*Provided entries:*
━━━━━━

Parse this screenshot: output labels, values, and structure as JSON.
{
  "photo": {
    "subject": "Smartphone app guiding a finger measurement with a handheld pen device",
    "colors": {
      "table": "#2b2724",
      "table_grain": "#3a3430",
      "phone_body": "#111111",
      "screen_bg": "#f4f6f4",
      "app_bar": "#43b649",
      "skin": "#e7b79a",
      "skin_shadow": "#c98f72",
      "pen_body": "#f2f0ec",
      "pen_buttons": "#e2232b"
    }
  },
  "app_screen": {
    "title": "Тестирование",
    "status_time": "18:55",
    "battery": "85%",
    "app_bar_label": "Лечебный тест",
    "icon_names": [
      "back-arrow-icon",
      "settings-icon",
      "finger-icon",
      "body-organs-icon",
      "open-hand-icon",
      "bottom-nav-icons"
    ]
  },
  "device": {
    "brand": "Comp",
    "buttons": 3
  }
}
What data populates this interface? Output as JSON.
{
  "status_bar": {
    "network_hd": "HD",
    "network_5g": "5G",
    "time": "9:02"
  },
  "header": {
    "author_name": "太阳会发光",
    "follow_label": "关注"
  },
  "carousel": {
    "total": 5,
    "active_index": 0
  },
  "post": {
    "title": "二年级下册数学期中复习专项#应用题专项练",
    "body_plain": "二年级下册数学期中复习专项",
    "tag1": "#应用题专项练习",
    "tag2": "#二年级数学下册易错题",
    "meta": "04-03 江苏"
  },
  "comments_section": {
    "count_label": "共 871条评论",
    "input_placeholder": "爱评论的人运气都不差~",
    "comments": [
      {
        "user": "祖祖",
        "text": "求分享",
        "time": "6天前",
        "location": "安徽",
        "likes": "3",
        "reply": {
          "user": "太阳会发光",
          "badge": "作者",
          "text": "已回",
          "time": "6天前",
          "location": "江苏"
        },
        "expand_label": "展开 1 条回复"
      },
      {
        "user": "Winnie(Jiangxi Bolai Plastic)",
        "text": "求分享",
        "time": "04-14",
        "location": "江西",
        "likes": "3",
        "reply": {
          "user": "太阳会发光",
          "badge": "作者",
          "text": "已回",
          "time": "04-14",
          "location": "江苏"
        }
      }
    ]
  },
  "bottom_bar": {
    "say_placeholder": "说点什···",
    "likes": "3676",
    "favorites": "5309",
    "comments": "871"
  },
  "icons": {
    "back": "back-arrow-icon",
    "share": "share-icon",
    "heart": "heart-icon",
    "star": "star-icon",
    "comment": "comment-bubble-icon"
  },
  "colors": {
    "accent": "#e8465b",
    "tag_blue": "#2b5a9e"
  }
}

━━━━━━

*Exercise prompt:* Above are the records; copy all of them exactly.

*Answer to the problem:*
Parse this screenshot: output labels, values, and structure as JSON.
{
  "photo": {
    "subject": "Smartphone app guiding a finger measurement with a handheld pen device",
    "colors": {
      "table": "#2b2724",
      "table_grain": "#3a3430",
      "phone_body": "#111111",
      "screen_bg": "#f4f6f4",
      "app_bar": "#43b649",
      "skin": "#e7b79a",
      "skin_shadow": "#c98f72",
      "pen_body": "#f2f0ec",
      "pen_buttons": "#e2232b"
    }
  },
  "app_screen": {
    "title": "Тестирование",
    "status_time": "18:55",
    "battery": "85%",
    "app_bar_label": "Лечебный тест",
    "icon_names": [
      "back-arrow-icon",
      "settings-icon",
      "finger-icon",
      "body-organs-icon",
      "open-hand-icon",
      "bottom-nav-icons"
    ]
  },
  "device": {
    "brand": "Comp",
    "buttons": 3
  }
}
What data populates this interface? Output as JSON.
{
  "status_bar": {
    "network_hd": "HD",
    "network_5g": "5G",
    "time": "9:02"
  },
  "header": {
    "author_name": "太阳会发光",
    "follow_label": "关注"
  },
  "carousel": {
    "total": 5,
    "active_index": 0
  },
  "post": {
    "title": "二年级下册数学期中复习专项#应用题专项练",
    "body_plain": "二年级下册数学期中复习专项",
    "tag1": "#应用题专项练习",
    "tag2": "#二年级数学下册易错题",
    "meta": "04-03 江苏"
  },
  "comments_section": {
    "count_label": "共 871条评论",
    "input_placeholder": "爱评论的人运气都不差~",
    "comments": [
      {
        "user": "祖祖",
        "text": "求分享",
        "time": "6天前",
        "location": "安徽",
        "likes": "3",
        "reply": {
          "user": "太阳会发光",
          "badge": "作者",
          "text": "已回",
          "time": "6天前",
          "location": "江苏"
        },
        "expand_label": "展开 1 条回复"
      },
      {
        "user": "Winnie(Jiangxi Bolai Plastic)",
        "text": "求分享",
        "time": "04-14",
        "location": "江西",
        "likes": "3",
        "reply": {
          "user": "太阳会发光",
          "badge": "作者",
          "text": "已回",
          "time": "04-14",
          "location": "江苏"
        }
      }
    ]
  },
  "bottom_bar": {
    "say_placeholder": "说点什···",
    "likes": "3676",
    "favorites": "5309",
    "comments": "871"
  },
  "icons": {
    "back": "back-arrow-icon",
    "share": "share-icon",
    "heart": "heart-icon",
    "star": "star-icon",
    "comment": "comment-bubble-icon"
  },
  "colors": {
    "accent": "#e8465b",
    "tag_blue": "#2b5a9e"
  }
}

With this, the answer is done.